Task instructions:
Your task is to repeat all of the material exactly.

Record list:
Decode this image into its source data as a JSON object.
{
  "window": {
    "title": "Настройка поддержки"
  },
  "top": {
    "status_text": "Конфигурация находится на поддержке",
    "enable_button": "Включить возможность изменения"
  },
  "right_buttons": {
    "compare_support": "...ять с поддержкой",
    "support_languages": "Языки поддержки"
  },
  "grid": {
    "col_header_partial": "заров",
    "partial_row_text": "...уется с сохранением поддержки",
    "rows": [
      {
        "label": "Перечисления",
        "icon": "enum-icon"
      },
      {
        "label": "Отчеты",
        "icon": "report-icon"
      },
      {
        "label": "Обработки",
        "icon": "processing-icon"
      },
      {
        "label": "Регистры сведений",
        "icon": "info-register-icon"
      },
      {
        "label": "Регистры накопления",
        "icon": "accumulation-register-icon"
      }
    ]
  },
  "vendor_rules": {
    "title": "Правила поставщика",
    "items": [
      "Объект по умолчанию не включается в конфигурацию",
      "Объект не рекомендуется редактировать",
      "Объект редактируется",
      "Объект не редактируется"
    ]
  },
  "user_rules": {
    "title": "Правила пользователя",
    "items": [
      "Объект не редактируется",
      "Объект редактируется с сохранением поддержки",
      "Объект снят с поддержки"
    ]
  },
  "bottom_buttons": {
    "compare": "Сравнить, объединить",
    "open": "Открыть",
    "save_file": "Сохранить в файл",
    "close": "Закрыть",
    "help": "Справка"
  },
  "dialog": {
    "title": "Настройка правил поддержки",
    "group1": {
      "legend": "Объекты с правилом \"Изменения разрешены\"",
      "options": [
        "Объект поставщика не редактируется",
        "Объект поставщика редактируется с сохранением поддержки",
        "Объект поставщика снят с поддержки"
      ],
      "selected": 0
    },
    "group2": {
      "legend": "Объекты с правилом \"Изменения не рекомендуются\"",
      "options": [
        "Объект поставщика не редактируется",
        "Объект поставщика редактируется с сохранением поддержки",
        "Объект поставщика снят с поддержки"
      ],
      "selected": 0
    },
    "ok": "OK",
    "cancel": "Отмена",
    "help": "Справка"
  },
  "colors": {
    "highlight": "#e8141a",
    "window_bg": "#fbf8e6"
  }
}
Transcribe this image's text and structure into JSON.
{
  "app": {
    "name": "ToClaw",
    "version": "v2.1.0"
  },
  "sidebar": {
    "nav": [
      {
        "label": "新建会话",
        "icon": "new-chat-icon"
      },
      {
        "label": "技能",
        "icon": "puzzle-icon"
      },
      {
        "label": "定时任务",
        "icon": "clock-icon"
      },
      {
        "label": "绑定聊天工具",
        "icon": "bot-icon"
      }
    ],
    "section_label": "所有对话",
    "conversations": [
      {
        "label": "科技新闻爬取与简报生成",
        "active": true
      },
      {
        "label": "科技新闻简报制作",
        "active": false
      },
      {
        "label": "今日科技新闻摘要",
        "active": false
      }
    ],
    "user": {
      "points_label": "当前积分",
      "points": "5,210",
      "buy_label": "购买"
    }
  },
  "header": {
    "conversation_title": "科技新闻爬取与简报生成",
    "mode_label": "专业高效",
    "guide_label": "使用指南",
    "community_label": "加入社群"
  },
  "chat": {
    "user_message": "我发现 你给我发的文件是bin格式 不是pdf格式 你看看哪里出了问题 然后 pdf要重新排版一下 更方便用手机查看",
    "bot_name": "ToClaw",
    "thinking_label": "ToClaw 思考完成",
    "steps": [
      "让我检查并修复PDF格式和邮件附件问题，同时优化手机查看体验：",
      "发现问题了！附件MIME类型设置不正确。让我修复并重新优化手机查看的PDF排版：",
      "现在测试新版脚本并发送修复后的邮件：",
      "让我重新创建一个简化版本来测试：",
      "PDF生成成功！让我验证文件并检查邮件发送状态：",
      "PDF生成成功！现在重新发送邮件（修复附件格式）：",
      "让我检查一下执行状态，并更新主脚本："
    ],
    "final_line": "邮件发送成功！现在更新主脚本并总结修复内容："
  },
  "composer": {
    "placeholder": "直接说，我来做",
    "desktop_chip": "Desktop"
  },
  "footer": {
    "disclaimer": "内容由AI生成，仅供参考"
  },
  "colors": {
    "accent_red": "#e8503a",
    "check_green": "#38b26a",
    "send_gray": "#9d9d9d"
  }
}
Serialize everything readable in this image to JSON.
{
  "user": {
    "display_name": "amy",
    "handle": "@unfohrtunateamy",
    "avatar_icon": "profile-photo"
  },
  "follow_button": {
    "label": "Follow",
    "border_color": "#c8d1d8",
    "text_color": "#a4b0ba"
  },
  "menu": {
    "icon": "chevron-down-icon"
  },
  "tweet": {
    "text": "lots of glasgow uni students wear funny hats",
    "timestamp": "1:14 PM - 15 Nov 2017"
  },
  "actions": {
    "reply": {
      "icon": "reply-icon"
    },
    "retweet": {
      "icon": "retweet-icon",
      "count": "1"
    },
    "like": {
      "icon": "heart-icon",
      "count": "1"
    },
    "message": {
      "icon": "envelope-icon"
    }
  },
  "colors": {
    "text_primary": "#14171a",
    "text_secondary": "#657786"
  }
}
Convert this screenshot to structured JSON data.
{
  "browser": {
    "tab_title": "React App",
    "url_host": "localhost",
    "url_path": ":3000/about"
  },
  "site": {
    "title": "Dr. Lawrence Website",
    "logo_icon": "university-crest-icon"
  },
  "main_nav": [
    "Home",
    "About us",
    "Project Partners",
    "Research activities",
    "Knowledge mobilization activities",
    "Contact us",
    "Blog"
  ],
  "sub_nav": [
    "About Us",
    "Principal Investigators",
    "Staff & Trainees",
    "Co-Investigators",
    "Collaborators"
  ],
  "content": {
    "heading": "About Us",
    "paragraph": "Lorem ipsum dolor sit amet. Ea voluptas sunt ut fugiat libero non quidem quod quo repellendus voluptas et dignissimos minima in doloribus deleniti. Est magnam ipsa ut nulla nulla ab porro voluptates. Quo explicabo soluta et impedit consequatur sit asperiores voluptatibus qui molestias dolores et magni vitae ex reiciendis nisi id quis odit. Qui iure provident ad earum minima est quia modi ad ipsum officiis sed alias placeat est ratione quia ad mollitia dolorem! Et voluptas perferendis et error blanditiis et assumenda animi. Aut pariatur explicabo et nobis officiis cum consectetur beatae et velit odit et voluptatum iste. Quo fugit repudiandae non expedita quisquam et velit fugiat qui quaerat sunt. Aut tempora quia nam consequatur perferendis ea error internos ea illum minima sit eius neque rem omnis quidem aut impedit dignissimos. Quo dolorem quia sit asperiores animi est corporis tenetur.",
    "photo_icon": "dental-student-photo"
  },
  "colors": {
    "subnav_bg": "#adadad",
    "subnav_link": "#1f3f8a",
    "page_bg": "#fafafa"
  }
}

Correct result:
Decode this image into its source data as a JSON object.
{
  "window": {
    "title": "Настройка поддержки"
  },
  "top": {
    "status_text": "Конфигурация находится на поддержке",
    "enable_button": "Включить возможность изменения"
  },
  "right_buttons": {
    "compare_support": "...ять с поддержкой",
    "support_languages": "Языки поддержки"
  },
  "grid": {
    "col_header_partial": "заров",
    "partial_row_text": "...уется с сохранением поддержки",
    "rows": [
      {
        "label": "Перечисления",
        "icon": "enum-icon"
      },
      {
        "label": "Отчеты",
        "icon": "report-icon"
      },
      {
        "label": "Обработки",
        "icon": "processing-icon"
      },
      {
        "label": "Регистры сведений",
        "icon": "info-register-icon"
      },
      {
        "label": "Регистры накопления",
        "icon": "accumulation-register-icon"
      }
    ]
  },
  "vendor_rules": {
    "title": "Правила поставщика",
    "items": [
      "Объект по умолчанию не включается в конфигурацию",
      "Объект не рекомендуется редактировать",
      "Объект редактируется",
      "Объект не редактируется"
    ]
  },
  "user_rules": {
    "title": "Правила пользователя",
    "items": [
      "Объект не редактируется",
      "Объект редактируется с сохранением поддержки",
      "Объект снят с поддержки"
    ]
  },
  "bottom_buttons": {
    "compare": "Сравнить, объединить",
    "open": "Открыть",
    "save_file": "Сохранить в файл",
    "close": "Закрыть",
    "help": "Справка"
  },
  "dialog": {
    "title": "Настройка правил поддержки",
    "group1": {
      "legend": "Объекты с правилом \"Изменения разрешены\"",
      "options": [
        "Объект поставщика не редактируется",
        "Объект поставщика редактируется с сохранением поддержки",
        "Объект поставщика снят с поддержки"
      ],
      "selected": 0
    },
    "group2": {
      "legend": "Объекты с правилом \"Изменения не рекомендуются\"",
      "options": [
        "Объект поставщика не редактируется",
        "Объект поставщика редактируется с сохранением поддержки",
        "Объект поставщика снят с поддержки"
      ],
      "selected": 0
    },
    "ok": "OK",
    "cancel": "Отмена",
    "help": "Справка"
  },
  "colors": {
    "highlight": "#e8141a",
    "window_bg": "#fbf8e6"
  }
}
Transcribe this image's text and structure into JSON.
{
  "app": {
    "name": "ToClaw",
    "version": "v2.1.0"
  },
  "sidebar": {
    "nav": [
      {
        "label": "新建会话",
        "icon": "new-chat-icon"
      },
      {
        "label": "技能",
        "icon": "puzzle-icon"
      },
      {
        "label": "定时任务",
        "icon": "clock-icon"
      },
      {
        "label": "绑定聊天工具",
        "icon": "bot-icon"
      }
    ],
    "section_label": "所有对话",
    "conversations": [
      {
        "label": "科技新闻爬取与简报生成",
        "active": true
      },
      {
        "label": "科技新闻简报制作",
        "active": false
      },
      {
        "label": "今日科技新闻摘要",
        "active": false
      }
    ],
    "user": {
      "points_label": "当前积分",
      "points": "5,210",
      "buy_label": "购买"
    }
  },
  "header": {
    "conversation_title": "科技新闻爬取与简报生成",
    "mode_label": "专业高效",
    "guide_label": "使用指南",
    "community_label": "加入社群"
  },
  "chat": {
    "user_message": "我发现 你给我发的文件是bin格式 不是pdf格式 你看看哪里出了问题 然后 pdf要重新排版一下 更方便用手机查看",
    "bot_name": "ToClaw",
    "thinking_label": "ToClaw 思考完成",
    "steps": [
      "让我检查并修复PDF格式和邮件附件问题，同时优化手机查看体验：",
      "发现问题了！附件MIME类型设置不正确。让我修复并重新优化手机查看的PDF排版：",
      "现在测试新版脚本并发送修复后的邮件：",
      "让我重新创建一个简化版本来测试：",
      "PDF生成成功！让我验证文件并检查邮件发送状态：",
      "PDF生成成功！现在重新发送邮件（修复附件格式）：",
      "让我检查一下执行状态，并更新主脚本："
    ],
    "final_line": "邮件发送成功！现在更新主脚本并总结修复内容："
  },
  "composer": {
    "placeholder": "直接说，我来做",
    "desktop_chip": "Desktop"
  },
  "footer": {
    "disclaimer": "内容由AI生成，仅供参考"
  },
  "colors": {
    "accent_red": "#e8503a",
    "check_green": "#38b26a",
    "send_gray": "#9d9d9d"
  }
}
Serialize everything readable in this image to JSON.
{
  "user": {
    "display_name": "amy",
    "handle": "@unfohrtunateamy",
    "avatar_icon": "profile-photo"
  },
  "follow_button": {
    "label": "Follow",
    "border_color": "#c8d1d8",
    "text_color": "#a4b0ba"
  },
  "menu": {
    "icon": "chevron-down-icon"
  },
  "tweet": {
    "text": "lots of glasgow uni students wear funny hats",
    "timestamp": "1:14 PM - 15 Nov 2017"
  },
  "actions": {
    "reply": {
      "icon": "reply-icon"
    },
    "retweet": {
      "icon": "retweet-icon",
      "count": "1"
    },
    "like": {
      "icon": "heart-icon",
      "count": "1"
    },
    "message": {
      "icon": "envelope-icon"
    }
  },
  "colors": {
    "text_primary": "#14171a",
    "text_secondary": "#657786"
  }
}
Convert this screenshot to structured JSON data.
{
  "browser": {
    "tab_title": "React App",
    "url_host": "localhost",
    "url_path": ":3000/about"
  },
  "site": {
    "title": "Dr. Lawrence Website",
    "logo_icon": "university-crest-icon"
  },
  "main_nav": [
    "Home",
    "About us",
    "Project Partners",
    "Research activities",
    "Knowledge mobilization activities",
    "Contact us",
    "Blog"
  ],
  "sub_nav": [
    "About Us",
    "Principal Investigators",
    "Staff & Trainees",
    "Co-Investigators",
    "Collaborators"
  ],
  "content": {
    "heading": "About Us",
    "paragraph": "Lorem ipsum dolor sit amet. Ea voluptas sunt ut fugiat libero non quidem quod quo repellendus voluptas et dignissimos minima in doloribus deleniti. Est magnam ipsa ut nulla nulla ab porro voluptates. Quo explicabo soluta et impedit consequatur sit asperiores voluptatibus qui molestias dolores et magni vitae ex reiciendis nisi id quis odit. Qui iure provident ad earum minima est quia modi ad ipsum officiis sed alias placeat est ratione quia ad mollitia dolorem! Et voluptas perferendis et error blanditiis et assumenda animi. Aut pariatur explicabo et nobis officiis cum consectetur beatae et velit odit et voluptatum iste. Quo fugit repudiandae non expedita quisquam et velit fugiat qui quaerat sunt. Aut tempora quia nam consequatur perferendis ea error internos ea illum minima sit eius neque rem omnis quidem aut impedit dignissimos. Quo dolorem quia sit asperiores animi est corporis tenetur.",
    "photo_icon": "dental-student-photo"
  },
  "colors": {
    "subnav_bg": "#adadad",
    "subnav_link": "#1f3f8a",
    "page_bg": "#fafafa"
  }
}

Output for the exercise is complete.